Exercise: Count how many lines contain "none" and reply with that number only.

[start of Data lines]

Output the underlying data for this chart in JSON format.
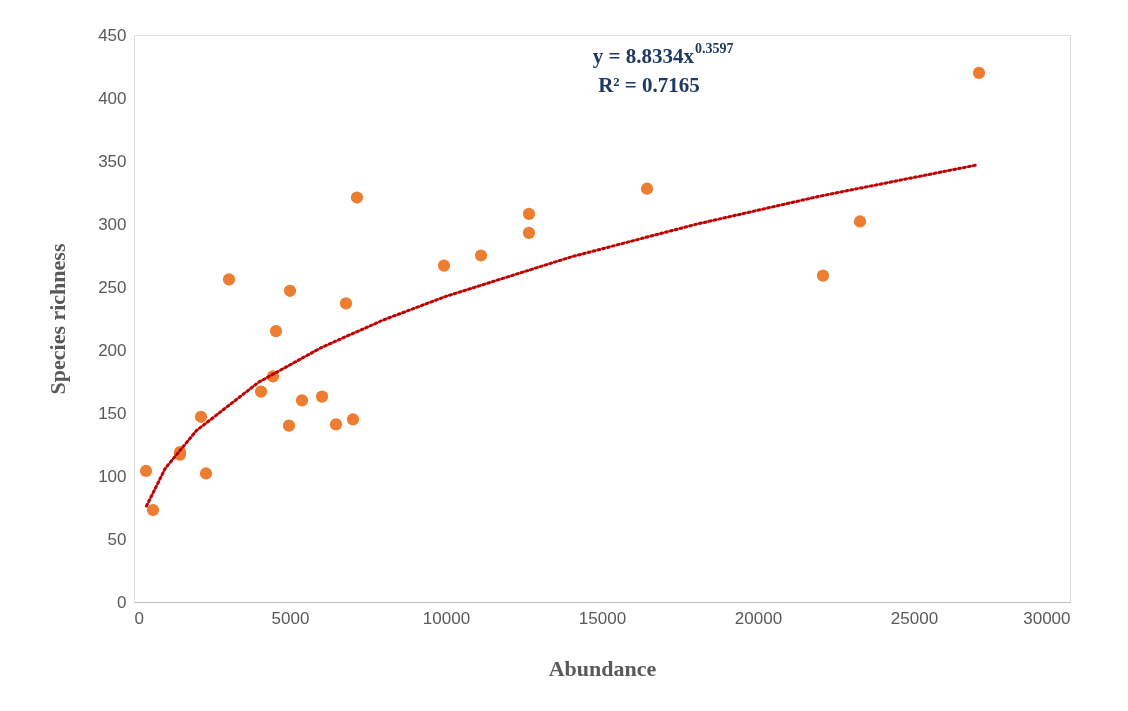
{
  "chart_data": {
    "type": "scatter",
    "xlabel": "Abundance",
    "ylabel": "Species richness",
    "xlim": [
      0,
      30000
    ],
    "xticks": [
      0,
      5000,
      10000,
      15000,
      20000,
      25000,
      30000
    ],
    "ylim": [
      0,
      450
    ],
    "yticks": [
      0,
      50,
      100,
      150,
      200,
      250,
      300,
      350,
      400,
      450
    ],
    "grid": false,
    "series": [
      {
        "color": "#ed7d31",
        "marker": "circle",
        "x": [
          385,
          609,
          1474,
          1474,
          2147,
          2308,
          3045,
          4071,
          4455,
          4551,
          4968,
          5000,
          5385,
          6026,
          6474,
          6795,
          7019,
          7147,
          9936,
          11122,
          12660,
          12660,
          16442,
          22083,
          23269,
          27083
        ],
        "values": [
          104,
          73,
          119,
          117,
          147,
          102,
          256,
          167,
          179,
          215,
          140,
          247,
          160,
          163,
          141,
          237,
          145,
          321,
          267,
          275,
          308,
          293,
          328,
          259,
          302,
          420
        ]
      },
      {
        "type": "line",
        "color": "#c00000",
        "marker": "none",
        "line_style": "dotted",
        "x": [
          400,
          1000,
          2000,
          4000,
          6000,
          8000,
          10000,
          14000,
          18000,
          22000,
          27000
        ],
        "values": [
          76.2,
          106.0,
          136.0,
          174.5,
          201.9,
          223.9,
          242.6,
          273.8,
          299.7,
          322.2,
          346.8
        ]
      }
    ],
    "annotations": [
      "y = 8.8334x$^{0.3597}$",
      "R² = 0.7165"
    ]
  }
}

[end of Data lines]
[start of Data lines]

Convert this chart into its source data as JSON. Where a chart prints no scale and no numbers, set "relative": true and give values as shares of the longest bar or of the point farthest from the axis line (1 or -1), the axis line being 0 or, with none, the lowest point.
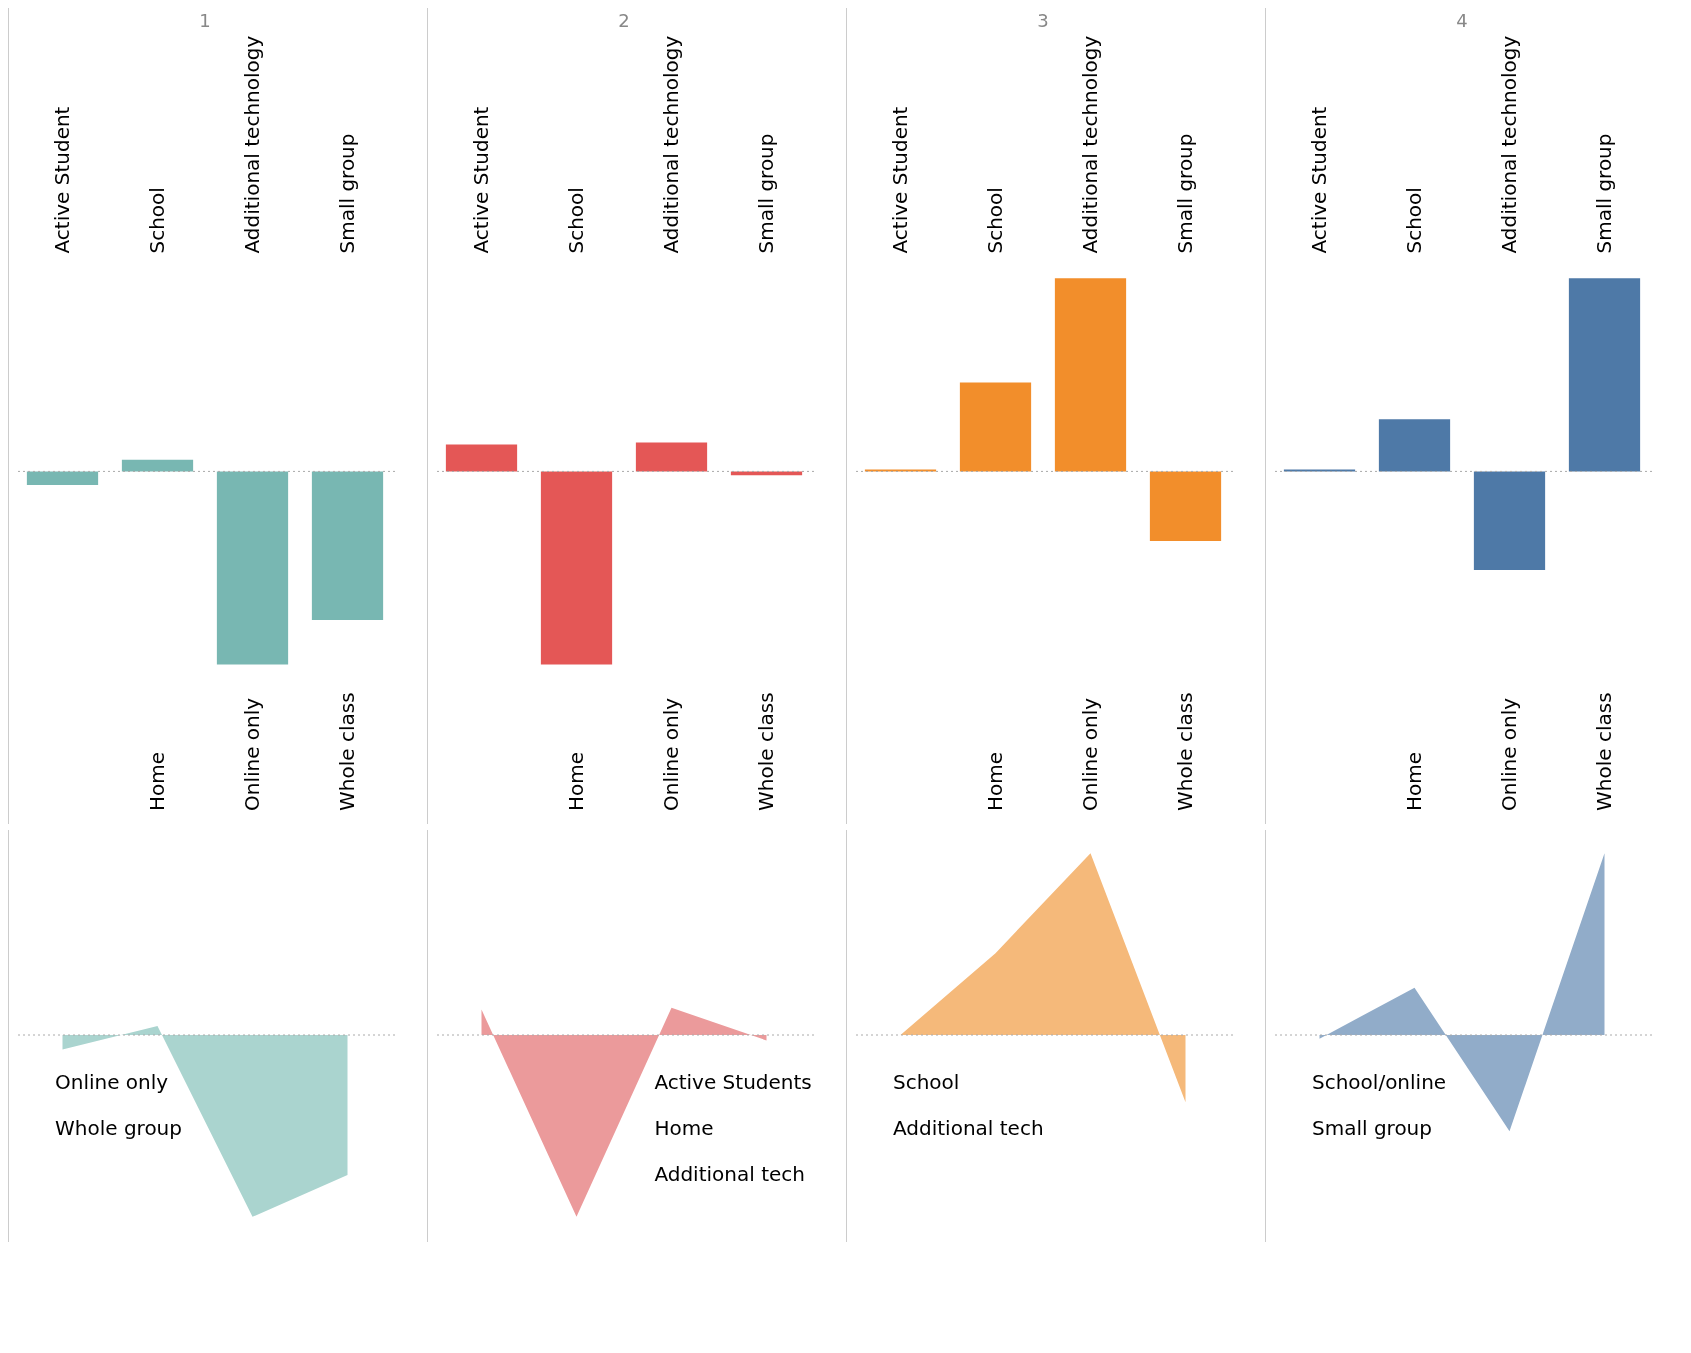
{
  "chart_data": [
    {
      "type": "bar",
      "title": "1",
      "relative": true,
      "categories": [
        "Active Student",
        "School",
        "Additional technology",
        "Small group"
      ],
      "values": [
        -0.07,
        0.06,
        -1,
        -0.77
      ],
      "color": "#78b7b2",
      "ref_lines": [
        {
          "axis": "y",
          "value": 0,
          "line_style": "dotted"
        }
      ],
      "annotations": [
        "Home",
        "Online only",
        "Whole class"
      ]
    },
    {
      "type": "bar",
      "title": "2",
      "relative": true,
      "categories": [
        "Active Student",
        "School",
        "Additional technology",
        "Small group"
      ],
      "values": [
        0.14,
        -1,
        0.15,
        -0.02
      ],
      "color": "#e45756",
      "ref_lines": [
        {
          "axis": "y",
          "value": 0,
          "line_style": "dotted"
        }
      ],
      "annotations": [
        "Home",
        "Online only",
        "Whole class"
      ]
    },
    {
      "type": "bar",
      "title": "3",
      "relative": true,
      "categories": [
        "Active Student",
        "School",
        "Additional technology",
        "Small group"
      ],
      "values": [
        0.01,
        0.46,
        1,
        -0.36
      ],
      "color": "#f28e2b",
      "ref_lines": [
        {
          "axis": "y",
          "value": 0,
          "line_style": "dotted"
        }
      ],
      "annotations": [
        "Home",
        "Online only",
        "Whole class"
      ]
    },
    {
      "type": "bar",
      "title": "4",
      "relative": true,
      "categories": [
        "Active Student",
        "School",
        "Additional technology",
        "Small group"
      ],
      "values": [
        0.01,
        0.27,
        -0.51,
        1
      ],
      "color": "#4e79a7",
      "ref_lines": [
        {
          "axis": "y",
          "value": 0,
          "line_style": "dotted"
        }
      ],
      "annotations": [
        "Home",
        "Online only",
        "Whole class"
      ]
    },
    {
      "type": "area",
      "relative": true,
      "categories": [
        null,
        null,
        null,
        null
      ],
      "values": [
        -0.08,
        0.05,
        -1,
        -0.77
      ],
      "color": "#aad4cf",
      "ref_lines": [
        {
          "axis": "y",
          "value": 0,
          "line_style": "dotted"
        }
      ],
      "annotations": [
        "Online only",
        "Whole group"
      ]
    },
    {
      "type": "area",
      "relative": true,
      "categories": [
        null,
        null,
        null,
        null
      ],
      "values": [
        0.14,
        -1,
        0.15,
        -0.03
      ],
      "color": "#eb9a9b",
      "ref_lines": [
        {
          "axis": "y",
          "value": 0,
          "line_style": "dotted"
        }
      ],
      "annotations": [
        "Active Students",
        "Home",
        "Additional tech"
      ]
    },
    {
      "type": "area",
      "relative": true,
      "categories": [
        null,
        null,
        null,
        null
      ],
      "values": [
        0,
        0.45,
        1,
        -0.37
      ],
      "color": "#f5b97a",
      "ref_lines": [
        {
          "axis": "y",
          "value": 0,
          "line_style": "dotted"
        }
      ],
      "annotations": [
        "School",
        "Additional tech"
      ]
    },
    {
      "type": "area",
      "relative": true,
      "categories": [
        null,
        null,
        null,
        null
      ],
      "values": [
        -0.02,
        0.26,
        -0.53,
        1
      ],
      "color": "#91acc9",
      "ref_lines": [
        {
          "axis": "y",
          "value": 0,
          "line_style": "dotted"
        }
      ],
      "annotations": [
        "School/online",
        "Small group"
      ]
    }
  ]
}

[end of Data lines]

Task result: 2